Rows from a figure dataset
## start

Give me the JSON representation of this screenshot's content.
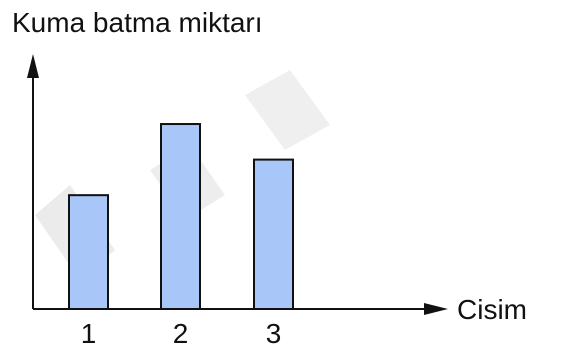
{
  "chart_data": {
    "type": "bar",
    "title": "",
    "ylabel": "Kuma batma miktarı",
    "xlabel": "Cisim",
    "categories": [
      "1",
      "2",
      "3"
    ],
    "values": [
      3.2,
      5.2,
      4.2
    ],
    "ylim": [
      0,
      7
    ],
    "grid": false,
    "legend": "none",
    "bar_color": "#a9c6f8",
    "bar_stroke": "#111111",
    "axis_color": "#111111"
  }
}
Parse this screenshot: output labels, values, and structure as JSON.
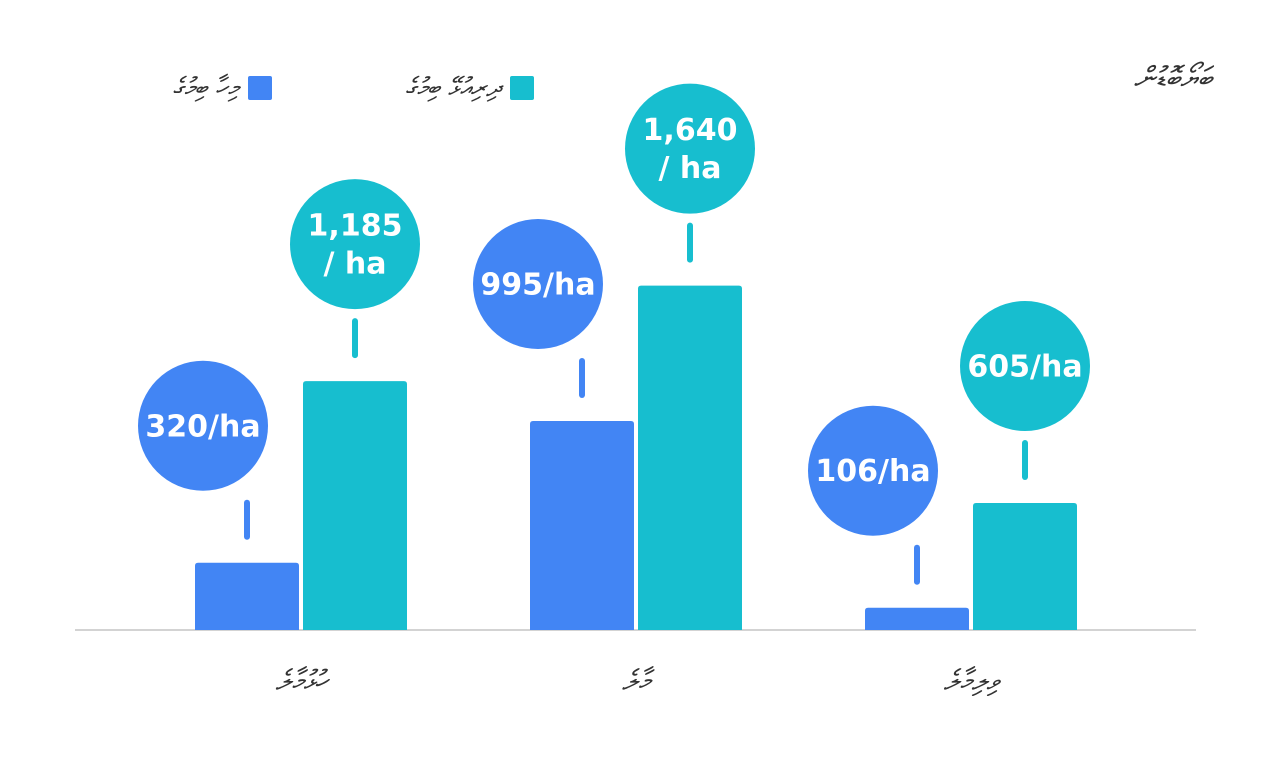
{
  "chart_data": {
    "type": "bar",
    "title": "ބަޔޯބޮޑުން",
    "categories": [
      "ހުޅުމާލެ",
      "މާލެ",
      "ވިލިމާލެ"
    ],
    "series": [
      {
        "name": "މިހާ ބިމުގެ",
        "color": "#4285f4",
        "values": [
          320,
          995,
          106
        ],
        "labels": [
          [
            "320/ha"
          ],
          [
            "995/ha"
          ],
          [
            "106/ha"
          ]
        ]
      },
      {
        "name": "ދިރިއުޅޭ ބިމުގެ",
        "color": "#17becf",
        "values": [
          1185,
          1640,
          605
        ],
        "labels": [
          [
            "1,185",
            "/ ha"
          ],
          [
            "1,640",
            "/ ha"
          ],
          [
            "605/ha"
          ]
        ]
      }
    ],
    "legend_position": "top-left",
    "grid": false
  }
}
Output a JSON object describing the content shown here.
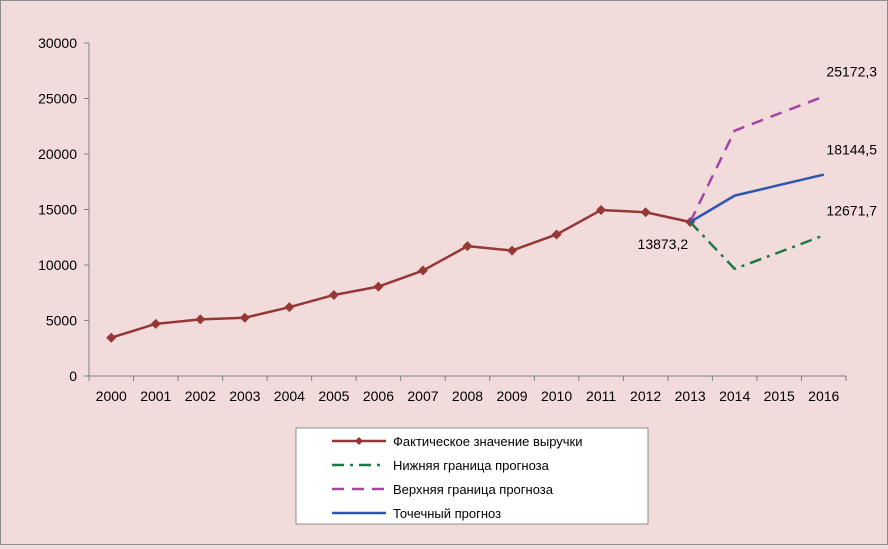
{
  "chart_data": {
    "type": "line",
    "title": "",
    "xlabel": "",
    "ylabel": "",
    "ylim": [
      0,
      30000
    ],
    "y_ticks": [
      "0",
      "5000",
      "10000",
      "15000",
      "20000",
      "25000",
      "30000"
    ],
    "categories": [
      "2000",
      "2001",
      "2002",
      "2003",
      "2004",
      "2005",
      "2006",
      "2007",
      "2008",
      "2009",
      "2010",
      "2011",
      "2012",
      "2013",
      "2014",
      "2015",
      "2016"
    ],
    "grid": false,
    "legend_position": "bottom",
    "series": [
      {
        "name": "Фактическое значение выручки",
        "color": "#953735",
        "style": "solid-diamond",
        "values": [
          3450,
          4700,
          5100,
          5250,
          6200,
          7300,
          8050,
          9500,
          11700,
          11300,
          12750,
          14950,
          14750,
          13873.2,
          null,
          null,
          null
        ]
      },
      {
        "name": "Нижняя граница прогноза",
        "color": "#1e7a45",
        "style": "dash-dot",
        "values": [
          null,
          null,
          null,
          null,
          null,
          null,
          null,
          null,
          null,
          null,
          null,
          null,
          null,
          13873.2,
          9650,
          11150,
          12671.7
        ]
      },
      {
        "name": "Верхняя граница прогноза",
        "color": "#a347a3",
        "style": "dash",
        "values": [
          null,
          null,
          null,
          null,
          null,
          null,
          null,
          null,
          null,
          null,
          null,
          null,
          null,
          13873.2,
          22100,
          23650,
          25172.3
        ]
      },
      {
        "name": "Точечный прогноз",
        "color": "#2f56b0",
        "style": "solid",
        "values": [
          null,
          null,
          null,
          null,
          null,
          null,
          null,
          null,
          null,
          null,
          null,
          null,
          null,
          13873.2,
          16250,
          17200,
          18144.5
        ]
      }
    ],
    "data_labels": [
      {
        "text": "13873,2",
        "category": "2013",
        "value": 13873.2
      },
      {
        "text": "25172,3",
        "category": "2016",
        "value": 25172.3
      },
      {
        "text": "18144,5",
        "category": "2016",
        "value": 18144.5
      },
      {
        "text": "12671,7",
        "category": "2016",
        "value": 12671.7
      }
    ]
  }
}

## end

__TO BE DONE__: Above are records to transcribe exactly; leave their pictures out.

__WORKED ANSWER__:
Give me the JSON representation of this screenshot's content.
{
  "chart_data": {
    "type": "bar",
    "title": "",
    "ylabel": "Kuma batma miktarı",
    "xlabel": "Cisim",
    "categories": [
      "1",
      "2",
      "3"
    ],
    "values": [
      3.2,
      5.2,
      4.2
    ],
    "ylim": [
      0,
      7
    ],
    "grid": false,
    "legend": "none",
    "bar_color": "#a9c6f8",
    "bar_stroke": "#111111",
    "axis_color": "#111111"
  }
}
Parse this screenshot: output labels, values, and structure as JSON.
{
  "chart_data": {
    "type": "bar",
    "title": "ބަޔޯބޮޑުން",
    "categories": [
      "ހުޅުމާލެ",
      "މާލެ",
      "ވިލިމާލެ"
    ],
    "series": [
      {
        "name": "މިހާ ބިމުގެ",
        "color": "#4285f4",
        "values": [
          320,
          995,
          106
        ],
        "labels": [
          [
            "320/ha"
          ],
          [
            "995/ha"
          ],
          [
            "106/ha"
          ]
        ]
      },
      {
        "name": "ދިރިއުޅޭ ބިމުގެ",
        "color": "#17becf",
        "values": [
          1185,
          1640,
          605
        ],
        "labels": [
          [
            "1,185",
            "/ ha"
          ],
          [
            "1,640",
            "/ ha"
          ],
          [
            "605/ha"
          ]
        ]
      }
    ],
    "legend_position": "top-left",
    "grid": false
  }
}
Output a JSON object describing the content shown here.
{
  "chart_data": {
    "type": "line",
    "title": "",
    "xlabel": "",
    "ylabel": "",
    "ylim": [
      0,
      30000
    ],
    "y_ticks": [
      "0",
      "5000",
      "10000",
      "15000",
      "20000",
      "25000",
      "30000"
    ],
    "categories": [
      "2000",
      "2001",
      "2002",
      "2003",
      "2004",
      "2005",
      "2006",
      "2007",
      "2008",
      "2009",
      "2010",
      "2011",
      "2012",
      "2013",
      "2014",
      "2015",
      "2016"
    ],
    "grid": false,
    "legend_position": "bottom",
    "series": [
      {
        "name": "Фактическое значение выручки",
        "color": "#953735",
        "style": "solid-diamond",
        "values": [
          3450,
          4700,
          5100,
          5250,
          6200,
          7300,
          8050,
          9500,
          11700,
          11300,
          12750,
          14950,
          14750,
          13873.2,
          null,
          null,
          null
        ]
      },
      {
        "name": "Нижняя граница прогноза",
        "color": "#1e7a45",
        "style": "dash-dot",
        "values": [
          null,
          null,
          null,
          null,
          null,
          null,
          null,
          null,
          null,
          null,
          null,
          null,
          null,
          13873.2,
          9650,
          11150,
          12671.7
        ]
      },
      {
        "name": "Верхняя граница прогноза",
        "color": "#a347a3",
        "style": "dash",
        "values": [
          null,
          null,
          null,
          null,
          null,
          null,
          null,
          null,
          null,
          null,
          null,
          null,
          null,
          13873.2,
          22100,
          23650,
          25172.3
        ]
      },
      {
        "name": "Точечный прогноз",
        "color": "#2f56b0",
        "style": "solid",
        "values": [
          null,
          null,
          null,
          null,
          null,
          null,
          null,
          null,
          null,
          null,
          null,
          null,
          null,
          13873.2,
          16250,
          17200,
          18144.5
        ]
      }
    ],
    "data_labels": [
      {
        "text": "13873,2",
        "category": "2013",
        "value": 13873.2
      },
      {
        "text": "25172,3",
        "category": "2016",
        "value": 25172.3
      },
      {
        "text": "18144,5",
        "category": "2016",
        "value": 18144.5
      },
      {
        "text": "12671,7",
        "category": "2016",
        "value": 12671.7
      }
    ]
  }
}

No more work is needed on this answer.